((

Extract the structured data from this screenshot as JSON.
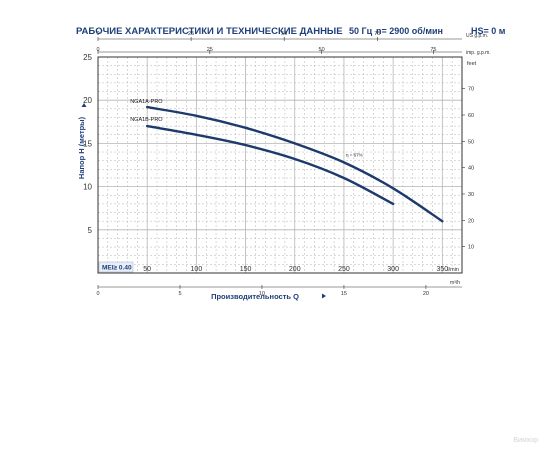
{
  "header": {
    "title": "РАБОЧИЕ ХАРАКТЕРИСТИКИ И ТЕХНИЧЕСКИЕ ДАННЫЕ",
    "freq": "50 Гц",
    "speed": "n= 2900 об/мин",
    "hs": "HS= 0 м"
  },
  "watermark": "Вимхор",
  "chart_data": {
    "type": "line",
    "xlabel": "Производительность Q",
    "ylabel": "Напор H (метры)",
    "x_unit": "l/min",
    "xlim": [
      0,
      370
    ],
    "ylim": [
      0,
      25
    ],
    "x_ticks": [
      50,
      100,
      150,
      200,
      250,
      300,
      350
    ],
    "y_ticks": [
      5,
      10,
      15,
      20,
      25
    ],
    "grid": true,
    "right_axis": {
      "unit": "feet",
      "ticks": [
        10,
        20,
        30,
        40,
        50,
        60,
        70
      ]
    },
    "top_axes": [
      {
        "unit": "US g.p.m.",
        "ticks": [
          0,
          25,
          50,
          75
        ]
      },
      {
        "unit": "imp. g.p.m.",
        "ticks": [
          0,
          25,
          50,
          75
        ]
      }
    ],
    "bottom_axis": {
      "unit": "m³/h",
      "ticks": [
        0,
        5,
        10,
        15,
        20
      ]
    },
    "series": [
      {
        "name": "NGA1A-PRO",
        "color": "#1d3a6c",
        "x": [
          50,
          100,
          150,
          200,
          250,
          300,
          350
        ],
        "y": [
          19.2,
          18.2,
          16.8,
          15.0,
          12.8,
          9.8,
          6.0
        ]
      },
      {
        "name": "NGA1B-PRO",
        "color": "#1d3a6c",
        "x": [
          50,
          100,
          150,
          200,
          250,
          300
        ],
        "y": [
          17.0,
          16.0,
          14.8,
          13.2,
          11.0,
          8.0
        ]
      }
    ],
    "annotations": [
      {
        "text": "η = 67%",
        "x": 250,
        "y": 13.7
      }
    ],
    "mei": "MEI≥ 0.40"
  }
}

))

Exercise aim: Write out all the records again, exactly, minus any pictures.

Answer for this exercise:
Extract the structured data from this screenshot as JSON.
{
  "header": {
    "title": "РАБОЧИЕ ХАРАКТЕРИСТИКИ И ТЕХНИЧЕСКИЕ ДАННЫЕ",
    "freq": "50 Гц",
    "speed": "n= 2900 об/мин",
    "hs": "HS= 0 м"
  },
  "watermark": "Вимхор",
  "chart_data": {
    "type": "line",
    "xlabel": "Производительность Q",
    "ylabel": "Напор H (метры)",
    "x_unit": "l/min",
    "xlim": [
      0,
      370
    ],
    "ylim": [
      0,
      25
    ],
    "x_ticks": [
      50,
      100,
      150,
      200,
      250,
      300,
      350
    ],
    "y_ticks": [
      5,
      10,
      15,
      20,
      25
    ],
    "grid": true,
    "right_axis": {
      "unit": "feet",
      "ticks": [
        10,
        20,
        30,
        40,
        50,
        60,
        70
      ]
    },
    "top_axes": [
      {
        "unit": "US g.p.m.",
        "ticks": [
          0,
          25,
          50,
          75
        ]
      },
      {
        "unit": "imp. g.p.m.",
        "ticks": [
          0,
          25,
          50,
          75
        ]
      }
    ],
    "bottom_axis": {
      "unit": "m³/h",
      "ticks": [
        0,
        5,
        10,
        15,
        20
      ]
    },
    "series": [
      {
        "name": "NGA1A-PRO",
        "color": "#1d3a6c",
        "x": [
          50,
          100,
          150,
          200,
          250,
          300,
          350
        ],
        "y": [
          19.2,
          18.2,
          16.8,
          15.0,
          12.8,
          9.8,
          6.0
        ]
      },
      {
        "name": "NGA1B-PRO",
        "color": "#1d3a6c",
        "x": [
          50,
          100,
          150,
          200,
          250,
          300
        ],
        "y": [
          17.0,
          16.0,
          14.8,
          13.2,
          11.0,
          8.0
        ]
      }
    ],
    "annotations": [
      {
        "text": "η = 67%",
        "x": 250,
        "y": 13.7
      }
    ],
    "mei": "MEI≥ 0.40"
  }
}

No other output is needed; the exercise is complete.